> **CHALLENGE**
Write the entries out again exactly as they stand, but without the pictures.

** begin EXTRACTED RECORDS **

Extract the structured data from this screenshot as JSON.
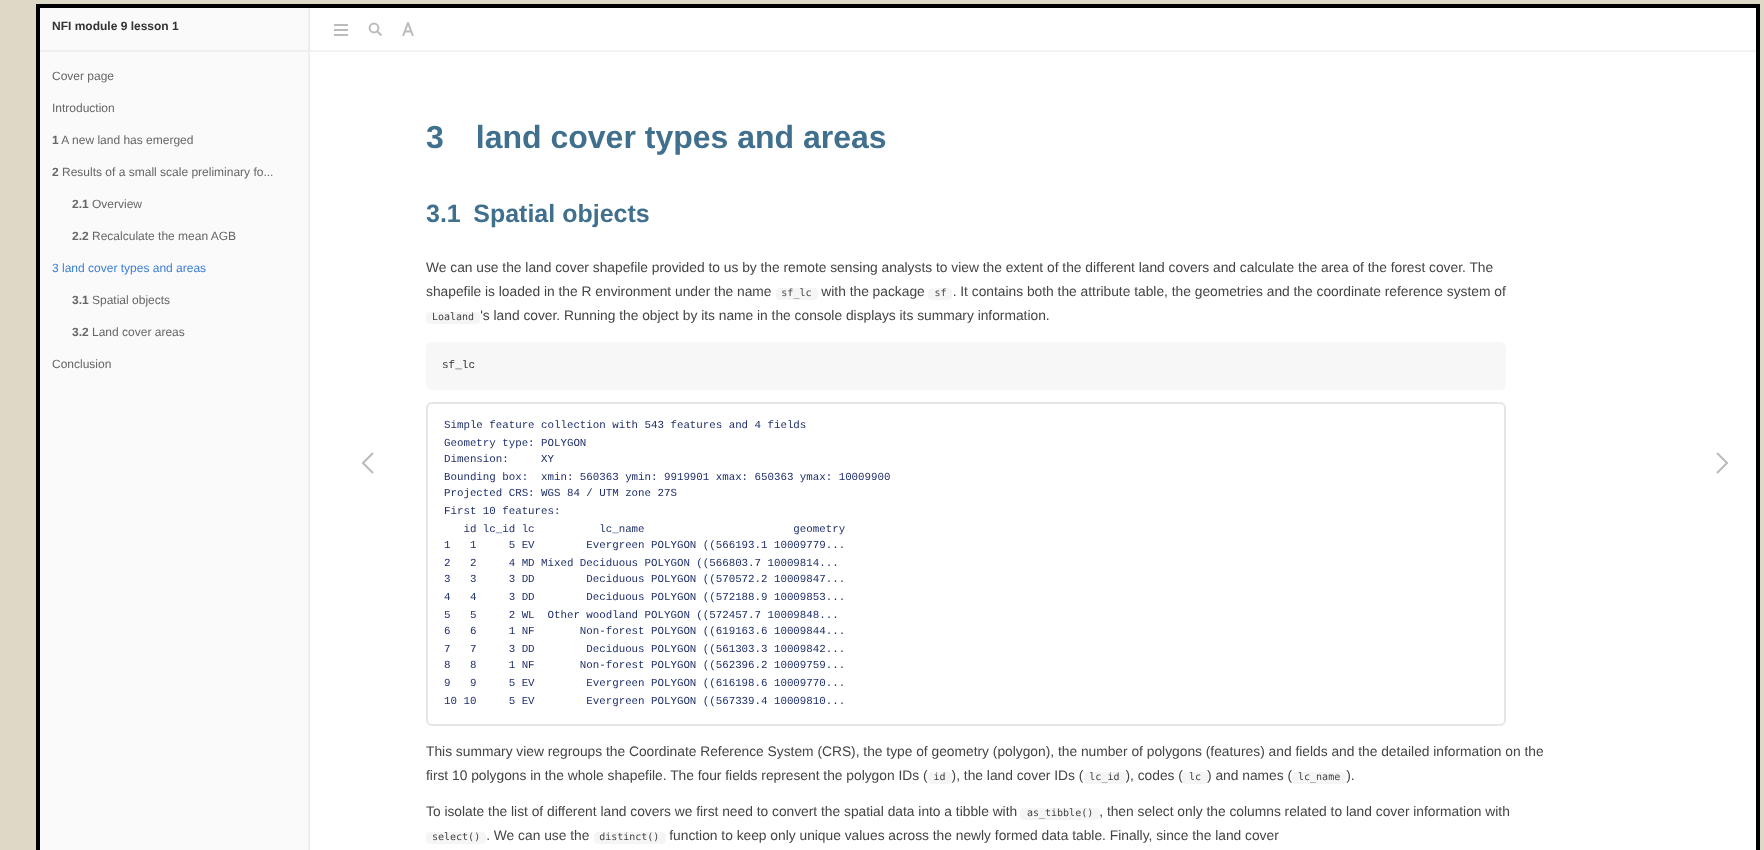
{
  "book_title": "NFI module 9 lesson 1",
  "toc": [
    {
      "text": "Cover page",
      "selected": false
    },
    {
      "text": "Introduction",
      "selected": false
    },
    {
      "text": "**1** A new land has emerged",
      "selected": false
    },
    {
      "text": "**2** Results of a small scale preliminary fo...",
      "selected": false,
      "children": [
        {
          "text": "**2.1** Overview",
          "selected": false
        },
        {
          "text": "**2.2** Recalculate the mean AGB",
          "selected": false
        }
      ]
    },
    {
      "text": "3 land cover types and areas",
      "selected": true,
      "children": [
        {
          "text": "**3.1** Spatial objects",
          "selected": false
        },
        {
          "text": "**3.2** Land cover areas",
          "selected": false
        }
      ]
    },
    {
      "text": "Conclusion",
      "selected": false
    }
  ],
  "chapter": {
    "number": "3",
    "title": "land cover types and areas"
  },
  "section": {
    "number": "3.1",
    "title": "Spatial objects"
  },
  "blocks": [
    {
      "kind": "paragraph",
      "parts": [
        {
          "kind": "text",
          "text": "We can use the land cover shapefile provided to us by the remote sensing analysts to view the extent of the different land covers and calculate the area of the forest cover. The shapefile is loaded in the R environment under the name "
        },
        {
          "kind": "code",
          "text": "sf_lc"
        },
        {
          "kind": "text",
          "text": " with the package "
        },
        {
          "kind": "code",
          "text": "sf"
        },
        {
          "kind": "text",
          "text": ". It contains both the attribute table, the geometries and the coordinate reference system of "
        },
        {
          "kind": "code",
          "text": "Loaland"
        },
        {
          "kind": "text",
          "text": "'s land cover. Running the object by its name in the console displays its summary information."
        }
      ]
    },
    {
      "kind": "code_input",
      "text": "sf_lc"
    },
    {
      "kind": "code_output",
      "text": "Simple feature collection with 543 features and 4 fields\nGeometry type: POLYGON\nDimension:     XY\nBounding box:  xmin: 560363 ymin: 9919901 xmax: 650363 ymax: 10009900\nProjected CRS: WGS 84 / UTM zone 27S\nFirst 10 features:\n   id lc_id lc          lc_name                       geometry\n1   1     5 EV        Evergreen POLYGON ((566193.1 10009779...\n2   2     4 MD Mixed Deciduous POLYGON ((566803.7 10009814...\n3   3     3 DD        Deciduous POLYGON ((570572.2 10009847...\n4   4     3 DD        Deciduous POLYGON ((572188.9 10009853...\n5   5     2 WL  Other woodland POLYGON ((572457.7 10009848...\n6   6     1 NF       Non-forest POLYGON ((619163.6 10009844...\n7   7     3 DD        Deciduous POLYGON ((561303.3 10009842...\n8   8     1 NF       Non-forest POLYGON ((562396.2 10009759...\n9   9     5 EV        Evergreen POLYGON ((616198.6 10009770...\n10 10     5 EV        Evergreen POLYGON ((567339.4 10009810..."
    },
    {
      "kind": "paragraph",
      "parts": [
        {
          "kind": "text",
          "text": "This summary view regroups the Coordinate Reference System (CRS), the type of geometry (polygon), the number of polygons (features) and fields and the detailed information on the first 10 polygons in the whole shapefile. The four fields represent the polygon IDs ("
        },
        {
          "kind": "code",
          "text": "id"
        },
        {
          "kind": "text",
          "text": "), the land cover IDs ("
        },
        {
          "kind": "code",
          "text": "lc_id"
        },
        {
          "kind": "text",
          "text": "), codes ("
        },
        {
          "kind": "code",
          "text": "lc"
        },
        {
          "kind": "text",
          "text": ") and names ("
        },
        {
          "kind": "code",
          "text": "lc_name"
        },
        {
          "kind": "text",
          "text": ")."
        }
      ]
    },
    {
      "kind": "paragraph",
      "parts": [
        {
          "kind": "text",
          "text": "To isolate the list of different land covers we first need to convert the spatial data into a tibble with "
        },
        {
          "kind": "code",
          "text": "as_tibble()"
        },
        {
          "kind": "text",
          "text": ", then select only the columns related to land cover information with "
        },
        {
          "kind": "code",
          "text": "select()"
        },
        {
          "kind": "text",
          "text": ". We can use the "
        },
        {
          "kind": "code",
          "text": "distinct()"
        },
        {
          "kind": "text",
          "text": " function to keep only unique values across the newly formed data table. Finally, since the land cover"
        }
      ]
    }
  ]
}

** end EXTRACTED RECORDS **

> **OUTPUT OF THE EXERCISE**
Extract the structured data from this screenshot as JSON.
{
  "book_title": "NFI module 9 lesson 1",
  "toc": [
    {
      "text": "Cover page",
      "selected": false
    },
    {
      "text": "Introduction",
      "selected": false
    },
    {
      "text": "**1** A new land has emerged",
      "selected": false
    },
    {
      "text": "**2** Results of a small scale preliminary fo...",
      "selected": false,
      "children": [
        {
          "text": "**2.1** Overview",
          "selected": false
        },
        {
          "text": "**2.2** Recalculate the mean AGB",
          "selected": false
        }
      ]
    },
    {
      "text": "3 land cover types and areas",
      "selected": true,
      "children": [
        {
          "text": "**3.1** Spatial objects",
          "selected": false
        },
        {
          "text": "**3.2** Land cover areas",
          "selected": false
        }
      ]
    },
    {
      "text": "Conclusion",
      "selected": false
    }
  ],
  "chapter": {
    "number": "3",
    "title": "land cover types and areas"
  },
  "section": {
    "number": "3.1",
    "title": "Spatial objects"
  },
  "blocks": [
    {
      "kind": "paragraph",
      "parts": [
        {
          "kind": "text",
          "text": "We can use the land cover shapefile provided to us by the remote sensing analysts to view the extent of the different land covers and calculate the area of the forest cover. The shapefile is loaded in the R environment under the name "
        },
        {
          "kind": "code",
          "text": "sf_lc"
        },
        {
          "kind": "text",
          "text": " with the package "
        },
        {
          "kind": "code",
          "text": "sf"
        },
        {
          "kind": "text",
          "text": ". It contains both the attribute table, the geometries and the coordinate reference system of "
        },
        {
          "kind": "code",
          "text": "Loaland"
        },
        {
          "kind": "text",
          "text": "'s land cover. Running the object by its name in the console displays its summary information."
        }
      ]
    },
    {
      "kind": "code_input",
      "text": "sf_lc"
    },
    {
      "kind": "code_output",
      "text": "Simple feature collection with 543 features and 4 fields\nGeometry type: POLYGON\nDimension:     XY\nBounding box:  xmin: 560363 ymin: 9919901 xmax: 650363 ymax: 10009900\nProjected CRS: WGS 84 / UTM zone 27S\nFirst 10 features:\n   id lc_id lc          lc_name                       geometry\n1   1     5 EV        Evergreen POLYGON ((566193.1 10009779...\n2   2     4 MD Mixed Deciduous POLYGON ((566803.7 10009814...\n3   3     3 DD        Deciduous POLYGON ((570572.2 10009847...\n4   4     3 DD        Deciduous POLYGON ((572188.9 10009853...\n5   5     2 WL  Other woodland POLYGON ((572457.7 10009848...\n6   6     1 NF       Non-forest POLYGON ((619163.6 10009844...\n7   7     3 DD        Deciduous POLYGON ((561303.3 10009842...\n8   8     1 NF       Non-forest POLYGON ((562396.2 10009759...\n9   9     5 EV        Evergreen POLYGON ((616198.6 10009770...\n10 10     5 EV        Evergreen POLYGON ((567339.4 10009810..."
    },
    {
      "kind": "paragraph",
      "parts": [
        {
          "kind": "text",
          "text": "This summary view regroups the Coordinate Reference System (CRS), the type of geometry (polygon), the number of polygons (features) and fields and the detailed information on the first 10 polygons in the whole shapefile. The four fields represent the polygon IDs ("
        },
        {
          "kind": "code",
          "text": "id"
        },
        {
          "kind": "text",
          "text": "), the land cover IDs ("
        },
        {
          "kind": "code",
          "text": "lc_id"
        },
        {
          "kind": "text",
          "text": "), codes ("
        },
        {
          "kind": "code",
          "text": "lc"
        },
        {
          "kind": "text",
          "text": ") and names ("
        },
        {
          "kind": "code",
          "text": "lc_name"
        },
        {
          "kind": "text",
          "text": ")."
        }
      ]
    },
    {
      "kind": "paragraph",
      "parts": [
        {
          "kind": "text",
          "text": "To isolate the list of different land covers we first need to convert the spatial data into a tibble with "
        },
        {
          "kind": "code",
          "text": "as_tibble()"
        },
        {
          "kind": "text",
          "text": ", then select only the columns related to land cover information with "
        },
        {
          "kind": "code",
          "text": "select()"
        },
        {
          "kind": "text",
          "text": ". We can use the "
        },
        {
          "kind": "code",
          "text": "distinct()"
        },
        {
          "kind": "text",
          "text": " function to keep only unique values across the newly formed data table. Finally, since the land cover"
        }
      ]
    }
  ]
}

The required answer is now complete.